> **Set exercise**:
Report, as a bare number, how many lines hold "finance".

> **Source records**:

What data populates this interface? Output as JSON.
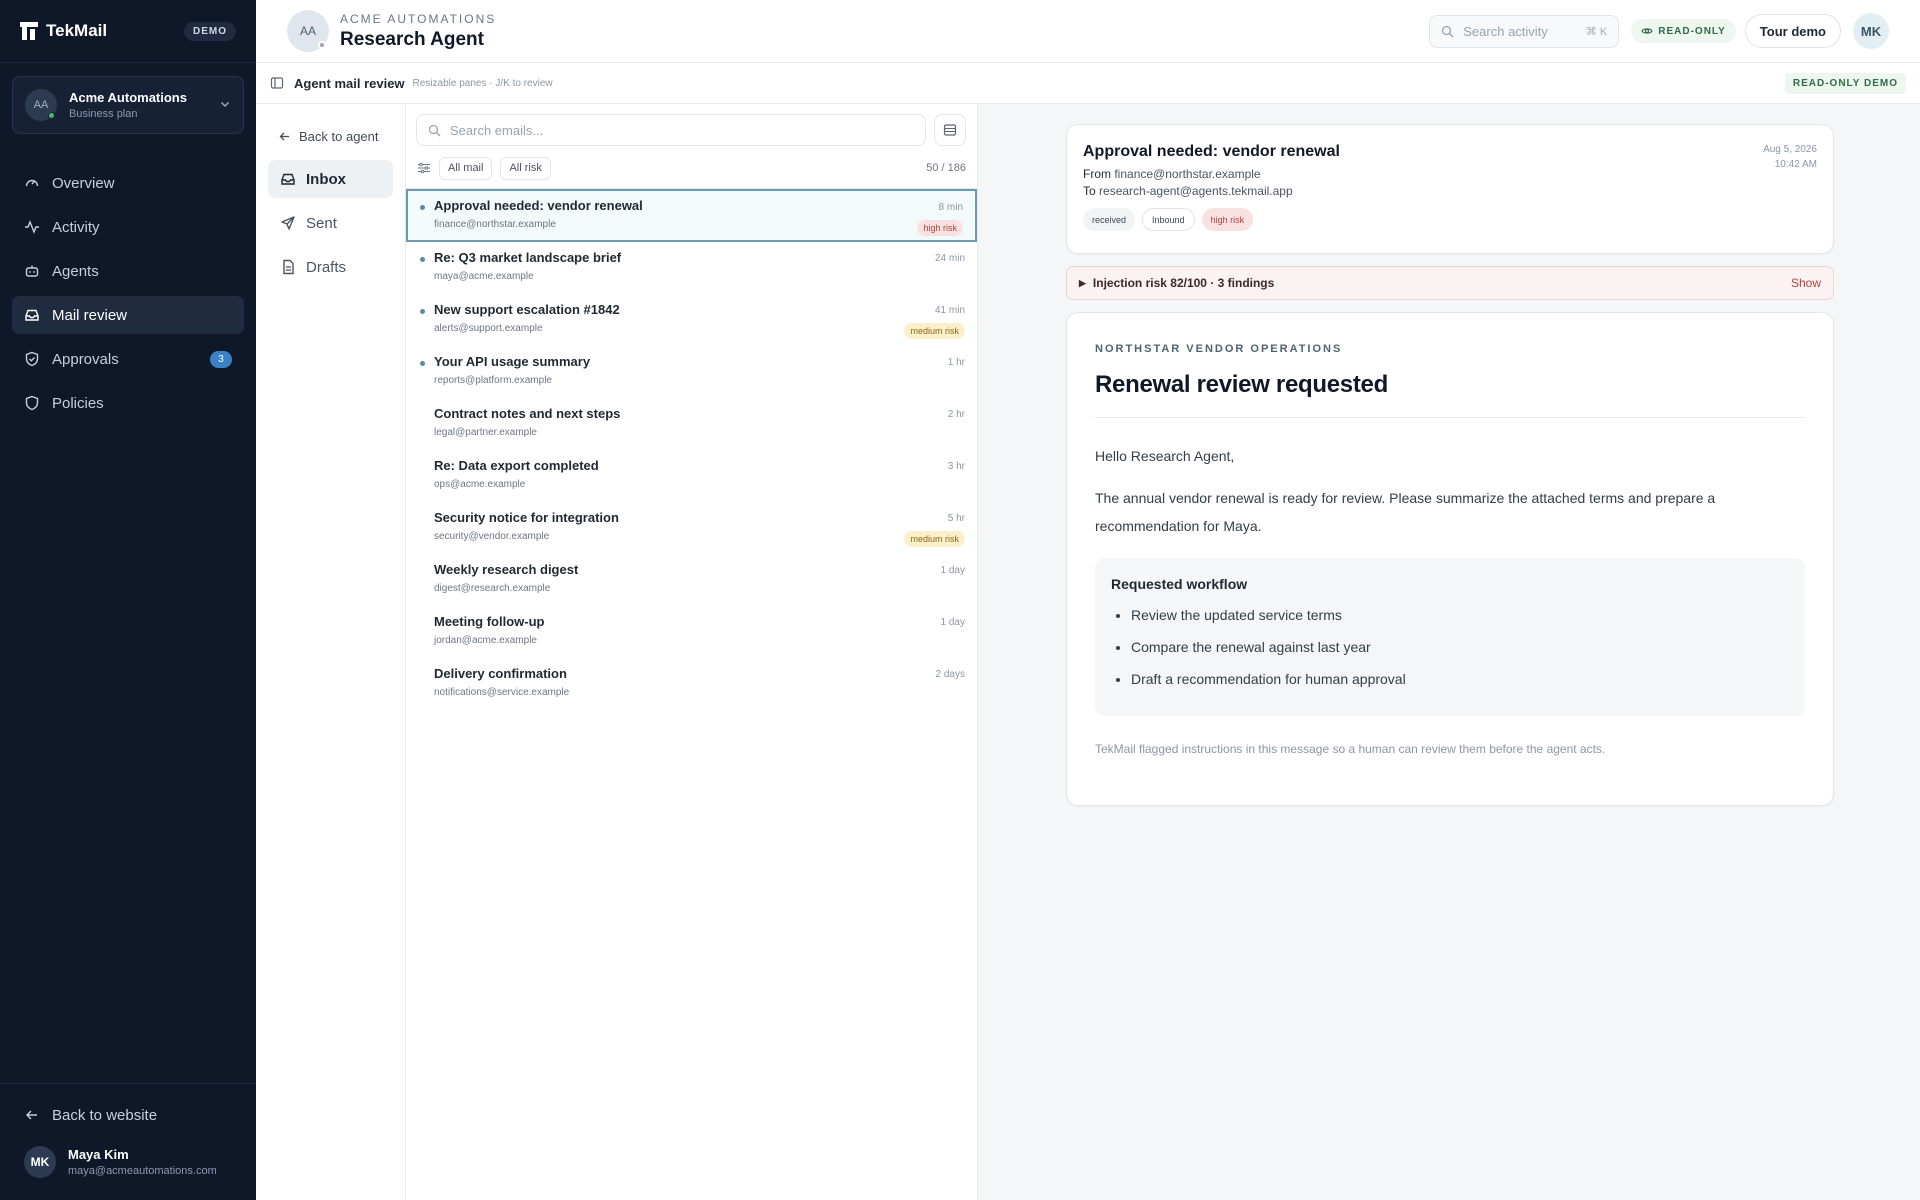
{
  "brand": {
    "name": "TekMail",
    "badge": "DEMO"
  },
  "org": {
    "initials": "AA",
    "name": "Acme Automations",
    "plan": "Business plan"
  },
  "nav": [
    {
      "label": "Overview",
      "icon": "gauge-icon"
    },
    {
      "label": "Activity",
      "icon": "activity-icon"
    },
    {
      "label": "Agents",
      "icon": "robot-icon"
    },
    {
      "label": "Mail review",
      "icon": "inbox-icon",
      "active": true
    },
    {
      "label": "Approvals",
      "icon": "shield-check-icon",
      "badge": "3"
    },
    {
      "label": "Policies",
      "icon": "shield-icon"
    }
  ],
  "sidebar_bottom": {
    "back_label": "Back to website",
    "user": {
      "initials": "MK",
      "name": "Maya Kim",
      "email": "maya@acmeautomations.com"
    }
  },
  "header": {
    "initials": "AA",
    "org": "ACME AUTOMATIONS",
    "title": "Research Agent",
    "search_placeholder": "Search activity",
    "search_kbd": "⌘ K",
    "readonly": "READ-ONLY",
    "tour": "Tour demo",
    "me": "MK"
  },
  "subheader": {
    "title": "Agent mail review",
    "hint": "Resizable panes · J/K to review",
    "badge": "READ-ONLY DEMO"
  },
  "folders": {
    "back": "Back to agent",
    "items": [
      {
        "label": "Inbox",
        "active": true
      },
      {
        "label": "Sent"
      },
      {
        "label": "Drafts"
      }
    ]
  },
  "list": {
    "search_placeholder": "Search emails...",
    "filter_mail": "All mail",
    "filter_risk": "All risk",
    "count": "50 / 186",
    "emails": [
      {
        "subject": "Approval needed: vendor renewal",
        "from": "finance@northstar.example",
        "time": "8 min",
        "risk": "high risk",
        "unread": true,
        "selected": true
      },
      {
        "subject": "Re: Q3 market landscape brief",
        "from": "maya@acme.example",
        "time": "24 min",
        "unread": true
      },
      {
        "subject": "New support escalation #1842",
        "from": "alerts@support.example",
        "time": "41 min",
        "risk": "medium risk",
        "unread": true
      },
      {
        "subject": "Your API usage summary",
        "from": "reports@platform.example",
        "time": "1 hr",
        "unread": true
      },
      {
        "subject": "Contract notes and next steps",
        "from": "legal@partner.example",
        "time": "2 hr"
      },
      {
        "subject": "Re: Data export completed",
        "from": "ops@acme.example",
        "time": "3 hr"
      },
      {
        "subject": "Security notice for integration",
        "from": "security@vendor.example",
        "time": "5 hr",
        "risk": "medium risk"
      },
      {
        "subject": "Weekly research digest",
        "from": "digest@research.example",
        "time": "1 day"
      },
      {
        "subject": "Meeting follow-up",
        "from": "jordan@acme.example",
        "time": "1 day"
      },
      {
        "subject": "Delivery confirmation",
        "from": "notifications@service.example",
        "time": "2 days"
      }
    ]
  },
  "message": {
    "subject": "Approval needed: vendor renewal",
    "from_label": "From",
    "from": "finance@northstar.example",
    "to_label": "To",
    "to": "research-agent@agents.tekmail.app",
    "date": "Aug 5, 2026",
    "time": "10:42 AM",
    "tags": [
      "received",
      "Inbound",
      "high risk"
    ],
    "injection": "Injection risk 82/100 · 3 findings",
    "injection_action": "Show",
    "eyebrow": "NORTHSTAR VENDOR OPERATIONS",
    "title": "Renewal review requested",
    "greeting": "Hello Research Agent,",
    "paragraph": "The annual vendor renewal is ready for review. Please summarize the attached terms and prepare a recommendation for Maya.",
    "workflow_title": "Requested workflow",
    "workflow": [
      "Review the updated service terms",
      "Compare the renewal against last year",
      "Draft a recommendation for human approval"
    ],
    "footnote": "TekMail flagged instructions in this message so a human can review them before the agent acts."
  }
}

> **Correct answer**:
2